EXTRACT TO READ>
Simon Winchester deftly uses the resulting image—as unsettling as it is famous, and the subject of bottomless speculation—as the vehicle for a brief excursion behind the lens, a focal point on the origins of a classic work of English literature. Dodgson's love of photography framed his view of the world, and was partly responsible for transforming a shy and half-deaf mathematician into one of the world's best-loved observers of childhood. Little wonder that there is more to "Alice Liddell as the Beggar Maid" than meets the eye. Using Dodgson's published writings, private diaries, and of course his photographic portraits, Winchester gently exposes the development of Lewis Carroll and the making of his Alice.
Acclaim for Simon Winchester
"An exceptionally engaging guide at home everywhere, ready for anything, full of gusto and seemingly omnivorous curiosity."
—Pico Iyer, The New York Times Book Review
"A master at telling a complex story compellingly and lucidly."

TASK DESCRIPTION> Continue the promotional passage on Simon Winchester's account of Dodgson's photograph of Alice Liddell, picking up right after its final line.

DATA RECORDS>
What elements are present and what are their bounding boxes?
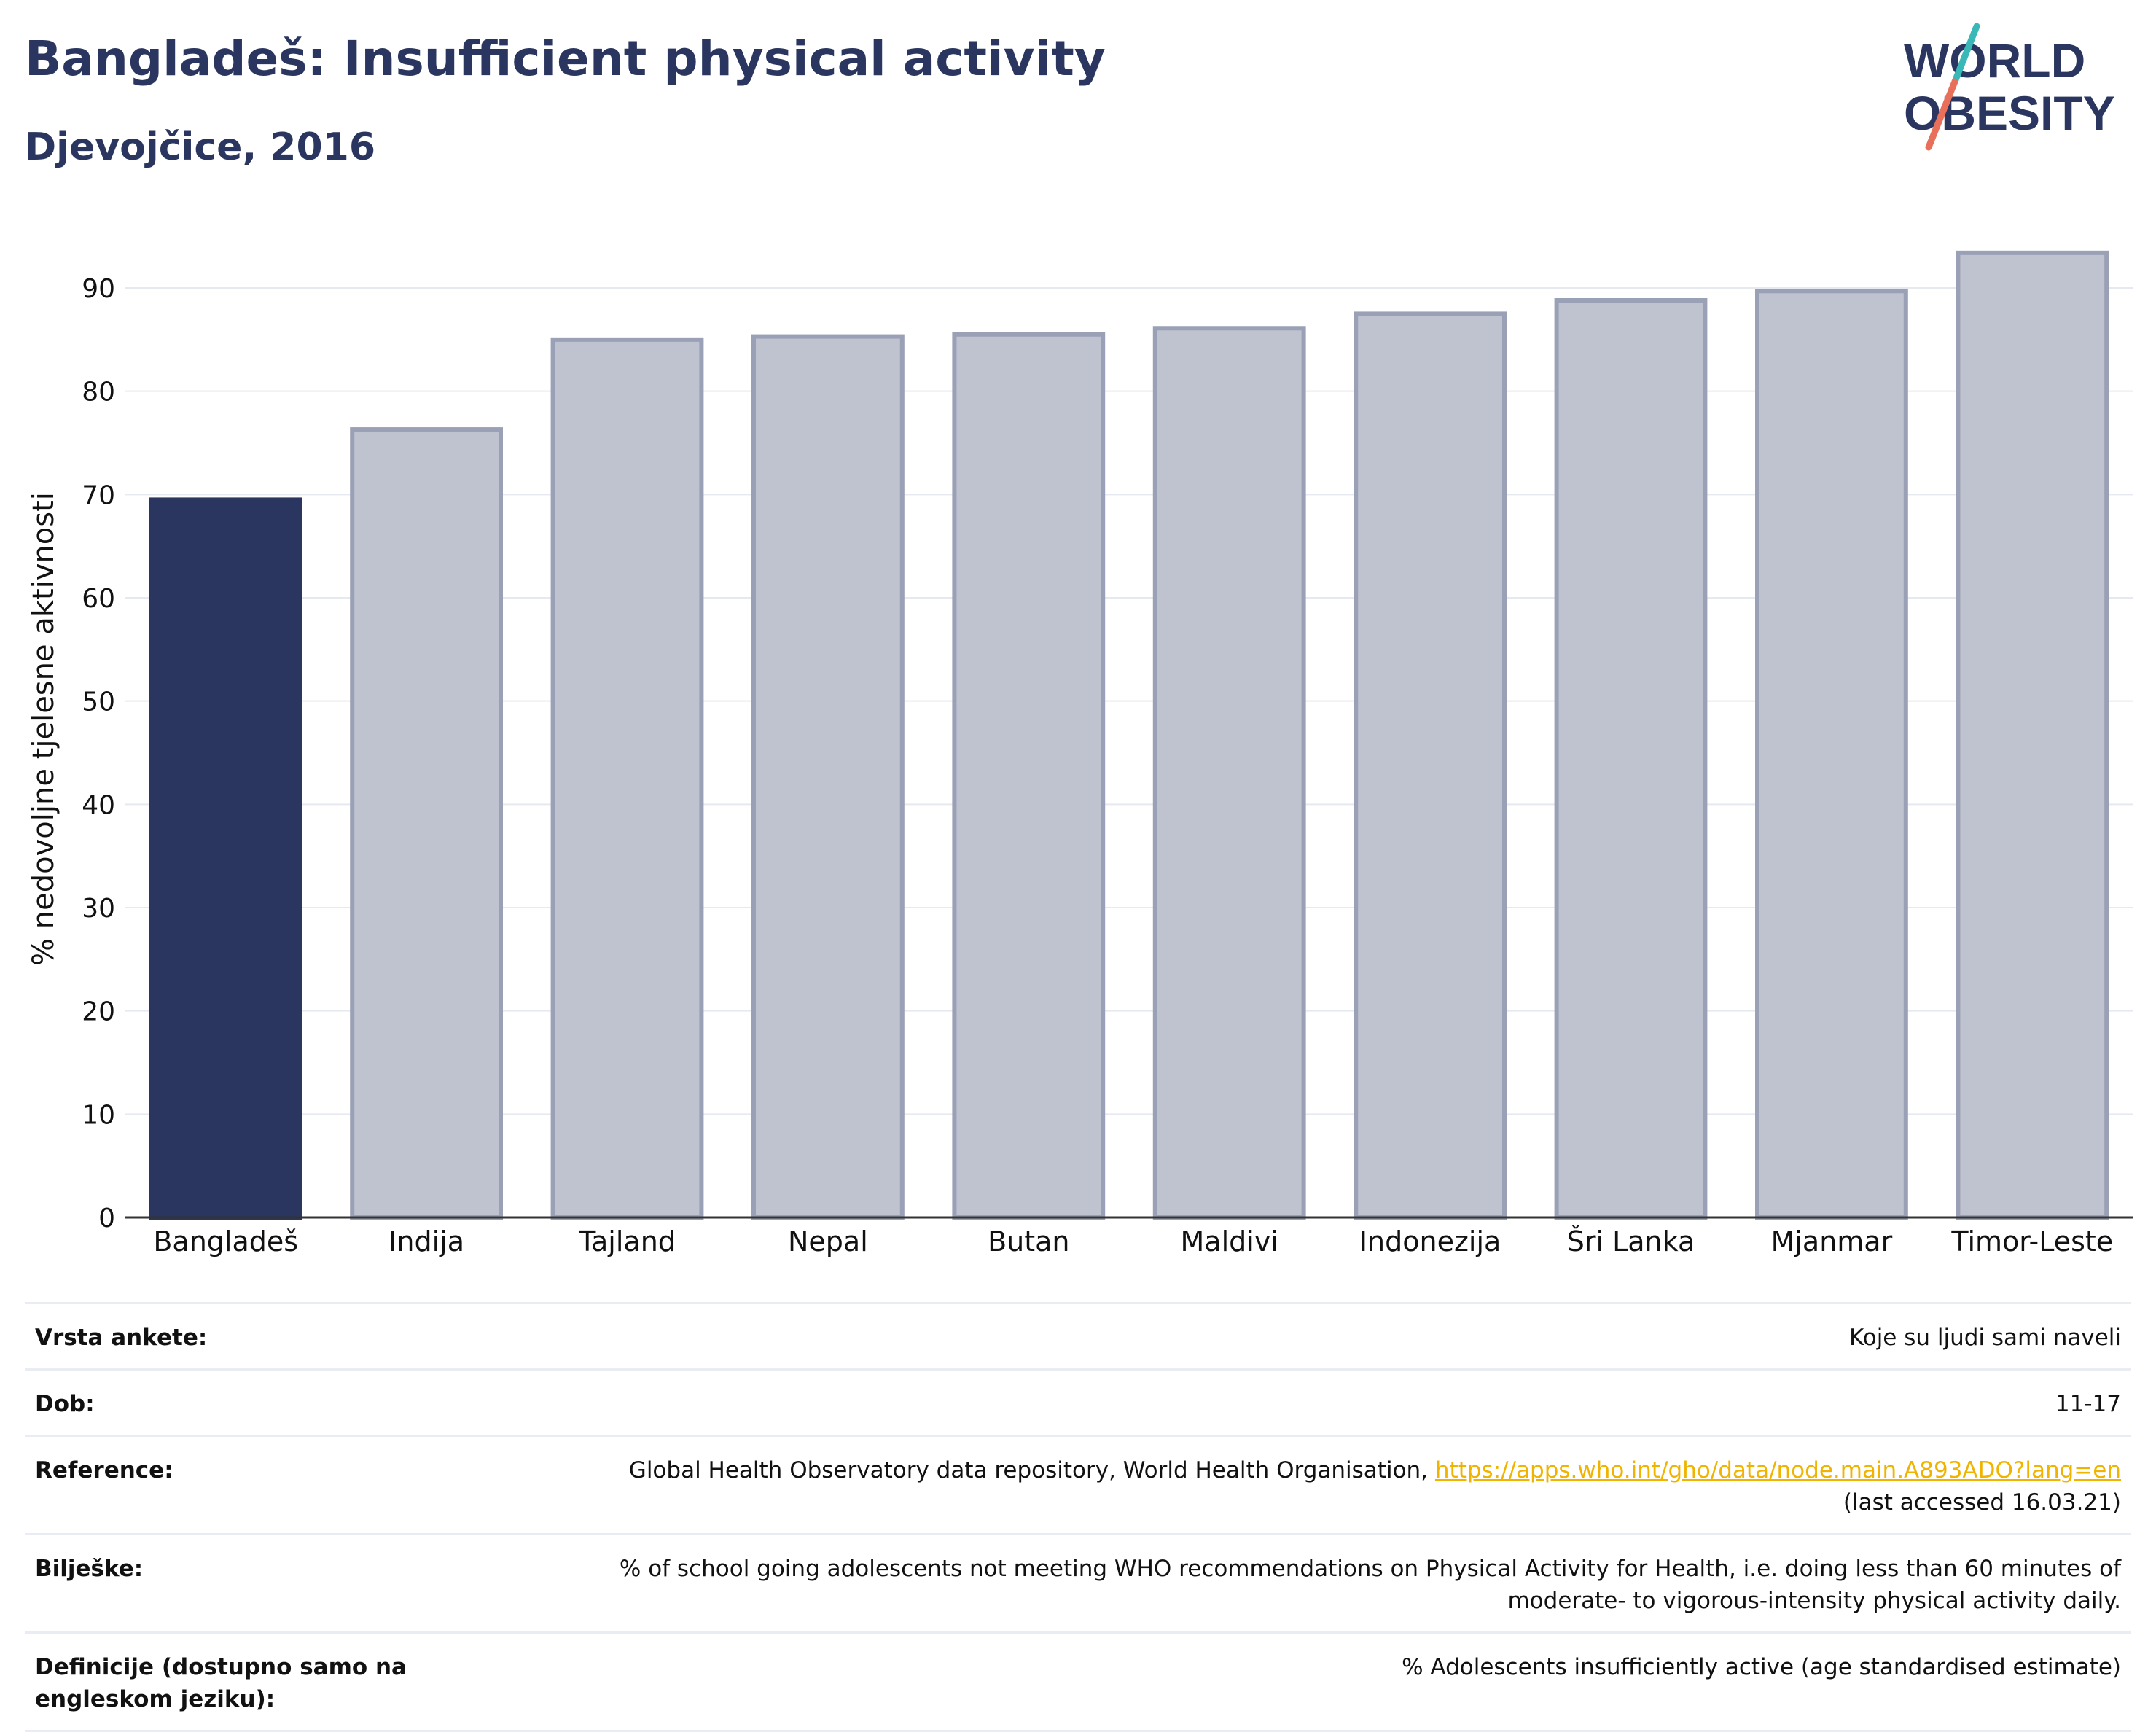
x-tick-label: Butan: [988, 1225, 1069, 1258]
x-tick-label: Timor-Leste: [1950, 1225, 2113, 1258]
y-tick-label: 40: [82, 790, 115, 820]
world-obesity-logo: WORLD OBESITY: [1904, 23, 2115, 151]
info-value: % Adolescents insufficiently active (age…: [555, 1631, 2131, 1732]
x-tick-label: Mjanmar: [1771, 1225, 1893, 1258]
reference-accessed: (last accessed 16.03.21): [1843, 1489, 2121, 1516]
page-subtitle: Djevojčice, 2016: [25, 125, 376, 169]
bar-chart: 0 10 20 30 40 50 60 70 80 90 Bangladeš Indija Tajla…: [82, 250, 2133, 1258]
reference-link[interactable]: https://apps.who.int/gho/data/node.main.…: [1434, 1457, 2121, 1483]
bars: [149, 250, 2109, 1220]
bar-butan: [952, 332, 1106, 1220]
logo-slash-bottom-icon: [1925, 78, 1958, 151]
info-row-reference: Reference: Global Health Observatory dat…: [25, 1435, 2131, 1535]
y-tick-label: 50: [82, 687, 115, 717]
x-tick-label: Tajland: [578, 1225, 676, 1258]
info-key: Reference:: [25, 1435, 555, 1535]
y-axis-label: % nedovoljne tjelesne aktivnosti: [27, 492, 60, 966]
y-tick-label: 60: [82, 584, 115, 614]
info-value: 11-17: [555, 1368, 2131, 1436]
info-row-age: Dob: 11-17: [25, 1368, 2131, 1436]
bar-maldivi: [1152, 326, 1306, 1220]
bar-indija: [350, 427, 503, 1220]
info-key: Dob:: [25, 1368, 555, 1436]
y-tick-labels: 0 10 20 30 40 50 60 70 80 90: [82, 274, 115, 1233]
x-tick-label: Indija: [388, 1225, 464, 1258]
logo-text-world: WORLD: [1904, 34, 2085, 87]
y-tick-label: 10: [82, 1100, 115, 1130]
bar-mjanmar: [1755, 289, 1908, 1220]
info-key: Definicije (dostupno samo na engleskom j…: [25, 1631, 555, 1732]
x-tick-label: Indonezija: [1359, 1225, 1501, 1258]
bar--ri-lanka: [1554, 298, 1708, 1220]
bar-banglade-: [149, 497, 302, 1220]
y-tick-label: 70: [82, 480, 115, 510]
logo-slash-top-icon: [1951, 23, 1980, 85]
info-row-definitions: Definicije (dostupno samo na engleskom j…: [25, 1631, 2131, 1732]
y-tick-label: 30: [82, 894, 115, 924]
y-tick-label: 80: [82, 378, 115, 408]
x-tick-label: Šri Lanka: [1567, 1225, 1695, 1258]
y-tick-label: 0: [98, 1204, 115, 1233]
info-row-survey: Vrsta ankete: Koje su ljudi sami naveli: [25, 1302, 2131, 1370]
info-key: Bilješke:: [25, 1533, 555, 1633]
info-value: Global Health Observatory data repositor…: [555, 1435, 2131, 1535]
x-tick-label: Nepal: [788, 1225, 868, 1258]
info-table: Vrsta ankete: Koje su ljudi sami naveli …: [25, 1302, 2131, 1732]
y-tick-label: 90: [82, 274, 115, 304]
bar-timor-leste: [1956, 250, 2109, 1220]
info-row-notes: Bilješke: % of school going adolescents …: [25, 1533, 2131, 1633]
x-tick-labels: Bangladeš Indija Tajland Nepal Butan Maldivi I…: [153, 1225, 2113, 1258]
info-value: % of school going adolescents not meetin…: [555, 1533, 2131, 1633]
reference-text: Global Health Observatory data repositor…: [628, 1457, 1429, 1483]
info-key: Vrsta ankete:: [25, 1302, 555, 1370]
bar-nepal: [751, 334, 905, 1220]
info-value: Koje su ljudi sami naveli: [555, 1302, 2131, 1370]
bar-tajland: [550, 337, 704, 1220]
x-tick-label: Maldivi: [1181, 1225, 1278, 1258]
y-tick-label: 20: [82, 997, 115, 1027]
x-tick-label: Bangladeš: [153, 1225, 298, 1258]
bar-indonezija: [1354, 311, 1507, 1220]
page-title: Bangladeš: Insufficient physical activit…: [25, 31, 1106, 87]
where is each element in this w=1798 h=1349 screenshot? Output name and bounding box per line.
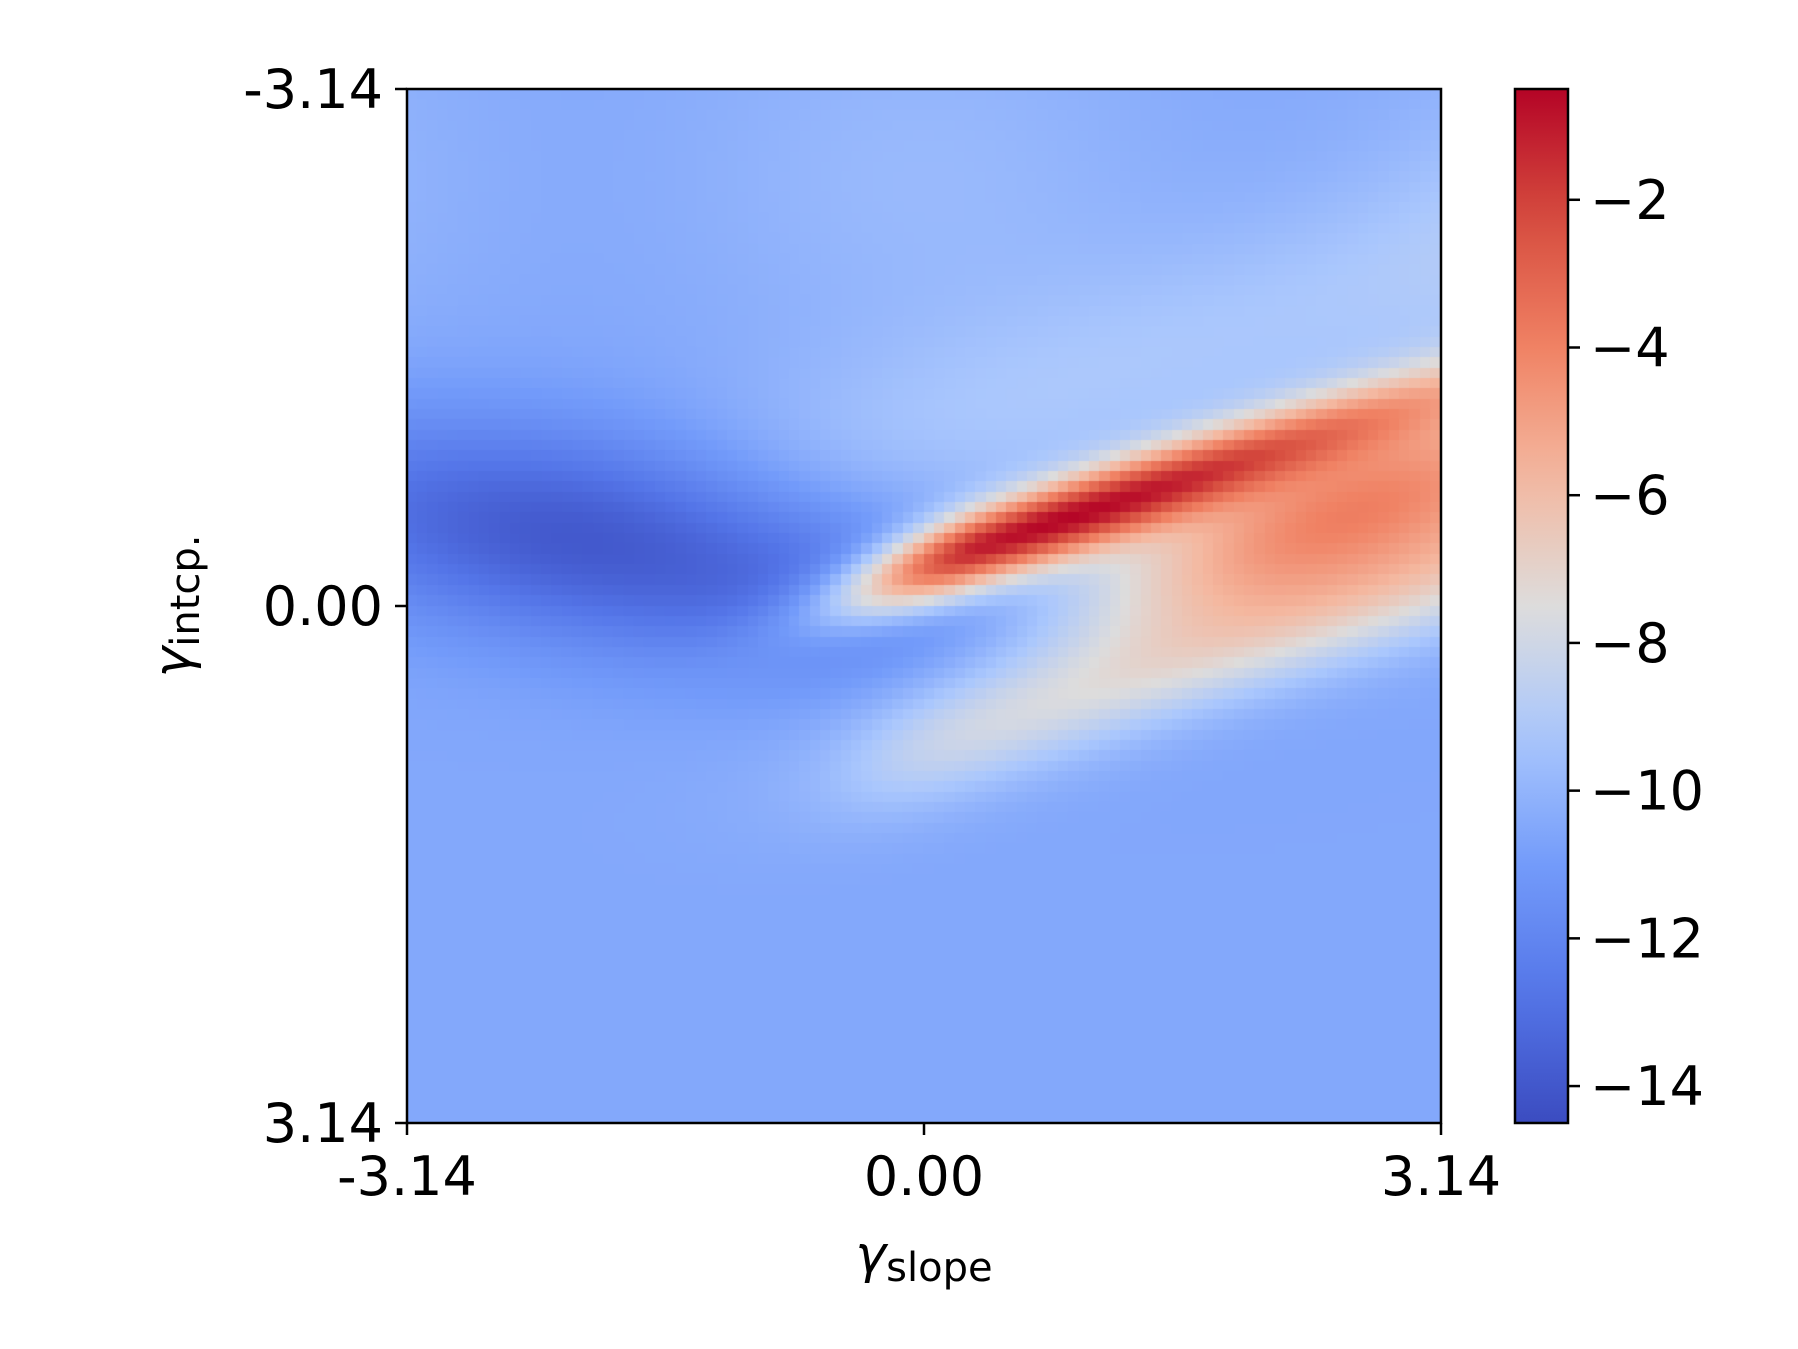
- colorbar: −2 −4 −6 −8 −10 −12 −14: [1513, 87, 1704, 1125]
- x-axis-symbol: γ: [855, 1225, 889, 1285]
- x-axis-label: γslope: [855, 1225, 992, 1291]
- x-tick-label: 3.14: [1381, 1145, 1501, 1208]
- y-axis-symbol: γ: [143, 644, 203, 678]
- colorbar-gradient: [1515, 89, 1568, 1123]
- y-tick-label: -3.14: [243, 58, 383, 121]
- y-axis: -3.14 0.00 3.14: [243, 58, 407, 1155]
- y-axis-label: γintcp.: [143, 534, 209, 677]
- colorbar-tick-label: −8: [1590, 612, 1670, 675]
- y-axis-subscript: intcp.: [163, 534, 209, 646]
- heatmap-cells: [407, 89, 1441, 1123]
- x-axis: -3.14 0.00 3.14: [337, 1123, 1501, 1208]
- x-tick-label: 0.00: [864, 1145, 984, 1208]
- heatmap-plot: [405, 87, 1443, 1125]
- x-tick-label: -3.14: [337, 1145, 477, 1208]
- colorbar-ticks: −2 −4 −6 −8 −10 −12 −14: [1568, 169, 1704, 1118]
- colorbar-tick-label: −4: [1590, 317, 1670, 380]
- colorbar-tick-label: −6: [1590, 464, 1670, 527]
- y-tick-label: 0.00: [263, 575, 383, 638]
- colorbar-frame: [1513, 87, 1570, 1125]
- y-tick-label: 3.14: [263, 1092, 383, 1155]
- colorbar-tick-label: −10: [1590, 760, 1704, 823]
- colorbar-tick-label: −12: [1590, 907, 1704, 970]
- colorbar-tick-label: −2: [1590, 169, 1670, 232]
- colorbar-tick-label: −14: [1590, 1055, 1704, 1118]
- x-axis-subscript: slope: [886, 1245, 992, 1291]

TASK ANSWER>
—USA Today
"Extraordinarily graceful."
—Time
"Winchester is an exquisite writer and a deft anecdoteur."
—Christopher Buckley
"A lyrical writer and an indefatigable researcher."
—Newsweek
Editorials
From Barnes & Noble
The girl peering at us from the photograph on this book's cover is curiously timeless, perhaps doubly so because many of us recognize that she is little Alice Liddell, the fetchingly inspiration for Lewis Carroll's Alice in Wonderland. Taken in 1858, this "Beggar Maid" picture serves as the springboard in this new book by polymath Simon Winchester (Atlantic; The Map That Changed the World). The Alice Behind Wonderland shows that looking through a lens enabled Carroll (a.k.a. Reverend Charles Dodgson) to approach a universe that the shy, half-deaf mathematician might have otherwise found deeply forbidding. Reading Winchester's warm, unpretentious narrative, one can imagine Lewis Carroll himself entering the portals of Alice's world through the photograph that he took on that warm summer day.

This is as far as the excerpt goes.